Extracted information:
⁂

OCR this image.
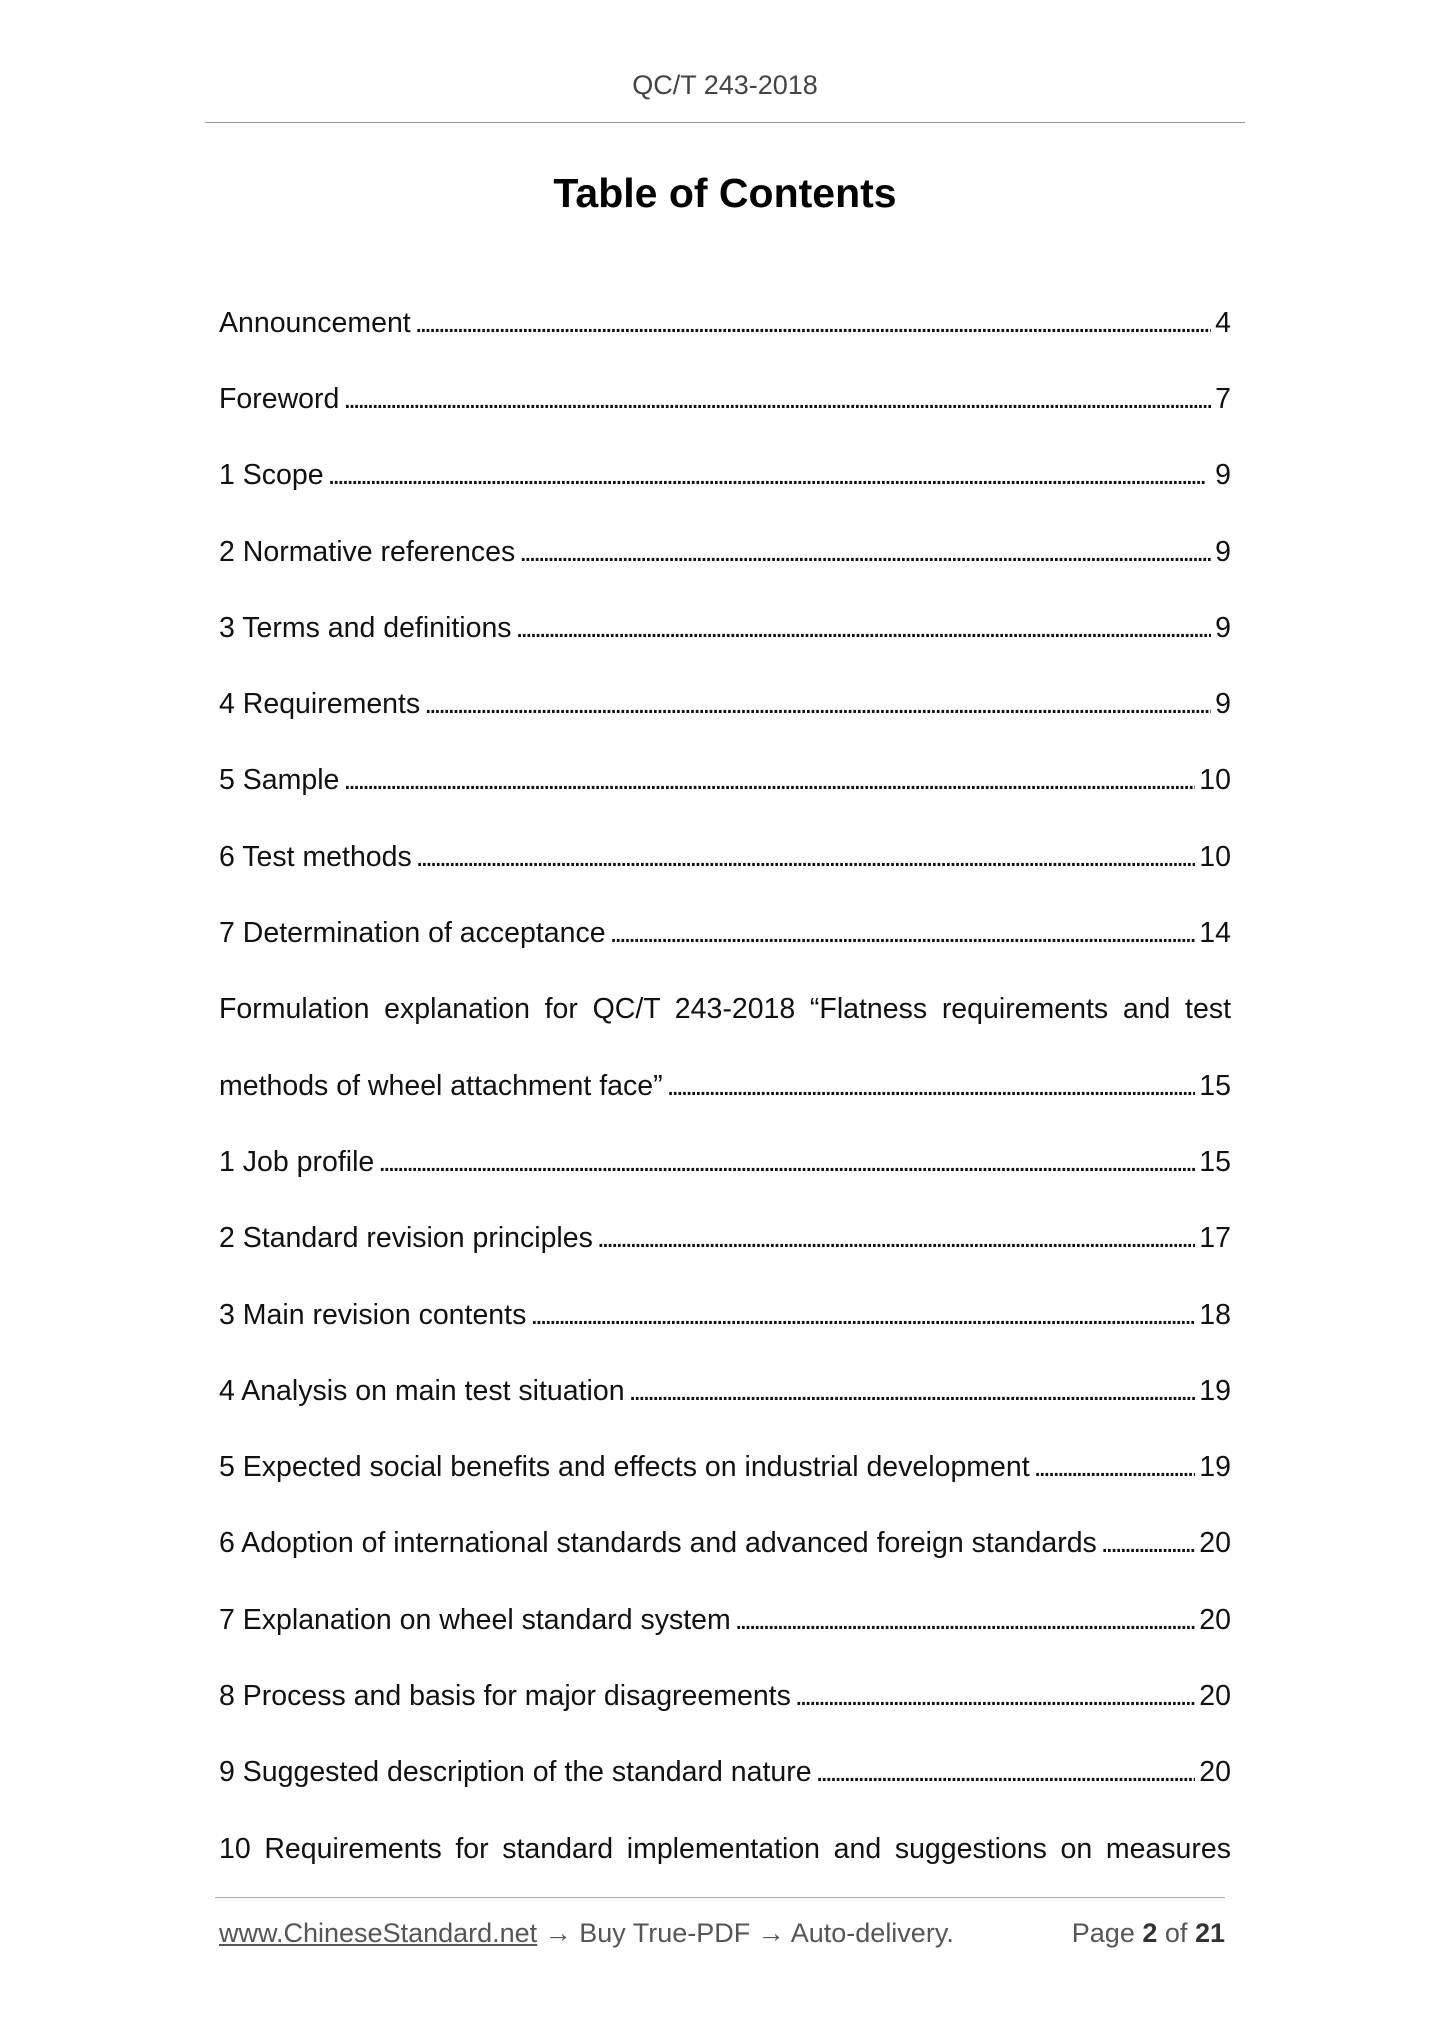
QC/T 243-2018
Table of Contents
Announcement . . .	4
Foreword . . .	7
1 Scope . . .	9
2 Normative references . . .	9
3 Terms and definitions . . .	9
4 Requirements . . .	9
5 Sample . . .	10
6 Test methods . . .	10
7 Determination of acceptance . . .	14
Formulation explanation for QC/T 243-2018 “Flatness requirements and test
methods of wheel attachment face” . . .	15
1 Job profile . . .	15
2 Standard revision principles . . .	17
3 Main revision contents . . .	18
4 Analysis on main test situation . . .	19
5 Expected social benefits and effects on industrial development . . .	19
6 Adoption of international standards and advanced foreign standards . . .	20
7 Explanation on wheel standard system . . .	20
8 Process and basis for major disagreements . . .	20
9 Suggested description of the standard nature . . .	20
10 Requirements for standard implementation and suggestions on measures
www.ChineseStandard.net → Buy True-PDF → Auto-delivery.	Page 2 of 21
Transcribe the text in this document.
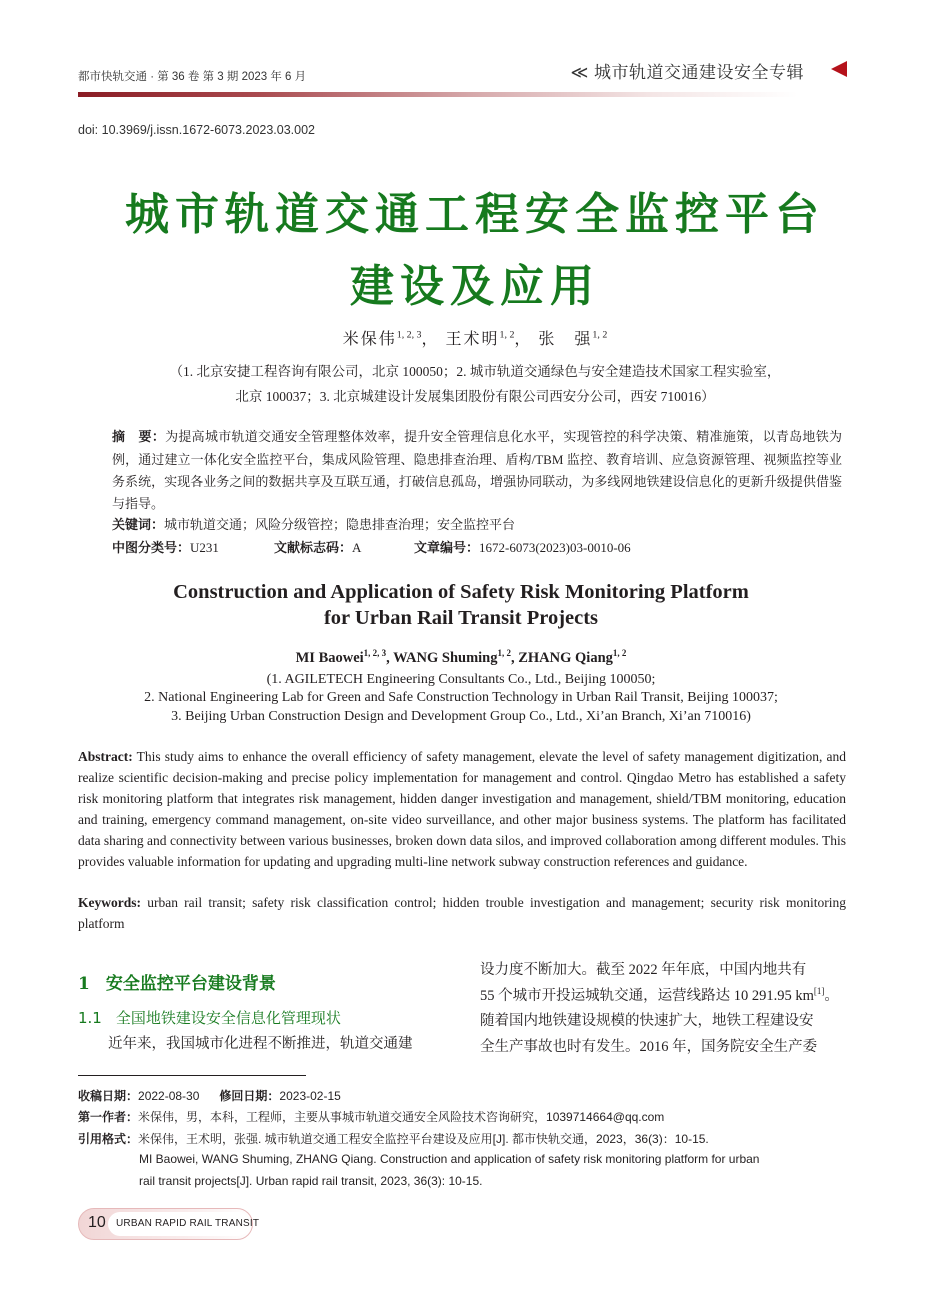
都市快轨交通 · 第 36 卷 第 3 期 2023 年 6 月	≪ 城市轨道交通建设安全专辑
doi: 10.3969/j.issn.1672-6073.2023.03.002
城市轨道交通工程安全监控平台
建设及应用
米保伟$^{1, 2, 3}$， 王术明$^{1, 2}$， 张　强$^{1, 2}$
（1. 北京安捷工程咨询有限公司，北京 100050；2. 城市轨道交通绿色与安全建造技术国家工程实验室，
北京 100037；3. 北京城建设计发展集团股份有限公司西安分公司，西安 710016）
摘　要：为提高城市轨道交通安全管理整体效率，提升安全管理信息化水平，实现管控的科学决策、精准施策，以青岛地铁为例，通过建立一体化安全监控平台，集成风险管理、隐患排查治理、盾构/TBM 监控、教育培训、应急资源管理、视频监控等业务系统，实现各业务之间的数据共享及互联互通，打破信息孤岛，增强协同联动，为多线网地铁建设信息化的更新升级提供借鉴与指导。
关键词：城市轨道交通；风险分级管控；隐患排查治理；安全监控平台
中图分类号：U231	文献标志码：A	文章编号：1672-6073(2023)03-0010-06
Construction and Application of Safety Risk Monitoring Platform
for Urban Rail Transit Projects
MI Baowei$^{1, 2, 3}$, WANG Shuming$^{1, 2}$, ZHANG Qiang$^{1, 2}$
(1. AGILETECH Engineering Consultants Co., Ltd., Beijing 100050;
2. National Engineering Lab for Green and Safe Construction Technology in Urban Rail Transit, Beijing 100037;
3. Beijing Urban Construction Design and Development Group Co., Ltd., Xi’an Branch, Xi’an 710016)
Abstract: This study aims to enhance the overall efficiency of safety management, elevate the level of safety management digitization, and realize scientific decision-making and precise policy implementation for management and control. Qingdao Metro has established a safety risk monitoring platform that integrates risk management, hidden danger investigation and management, shield/TBM monitoring, education and training, emergency command management, on-site video surveillance, and other major business systems. The platform has facilitated data sharing and connectivity between various businesses, broken down data silos, and improved collaboration among different modules. This provides valuable information for updating and upgrading multi-line network subway construction references and guidance.
Keywords: urban rail transit; safety risk classification control; hidden trouble investigation and management; security risk monitoring platform
1 安全监控平台建设背景
1.1 全国地铁建设安全信息化管理现状
近年来，我国城市化进程不断推进，轨道交通建
设力度不断加大。截至 2022 年年底，中国内地共有
55 个城市开投运城轨交通，运营线路达 10 291.95 km[1]。
随着国内地铁建设规模的快速扩大，地铁工程建设安
全生产事故也时有发生。2016 年，国务院安全生产委
收稿日期：2022-08-30 修回日期：2023-02-15
第一作者：米保伟，男，本科，工程师，主要从事城市轨道交通安全风险技术咨询研究，1039714664@qq.com
引用格式：米保伟，王术明，张强. 城市轨道交通工程安全监控平台建设及应用[J]. 都市快轨交通，2023，36(3)：10-15.
MI Baowei, WANG Shuming, ZHANG Qiang. Construction and application of safety risk monitoring platform for urban
rail transit projects[J]. Urban rapid rail transit, 2023, 36(3): 10-15.
10 URBAN RAPID RAIL TRANSIT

⁂

To do: From the entries above, collect every line with the string "management" in it.

Output for this task:
Abstract: This study aims to enhance the overall efficiency of safety management, elevate the level of safety management digitization, and realize scientific decision-making and precise policy implementation for management and control. Qingdao Metro has established a safety risk monitoring platform that integrates risk management, hidden danger investigation and management, shield/TBM monitoring, education and training, emergency command management, on-site video surveillance, and other major business systems. The platform has facilitated data sharing and connectivity between various businesses, broken down data silos, and improved collaboration among different modules. This provides valuable information for updating and upgrading multi-line network subway construction references and guidance.
Keywords: urban rail transit; safety risk classification control; hidden trouble investigation and management; security risk monitoring platform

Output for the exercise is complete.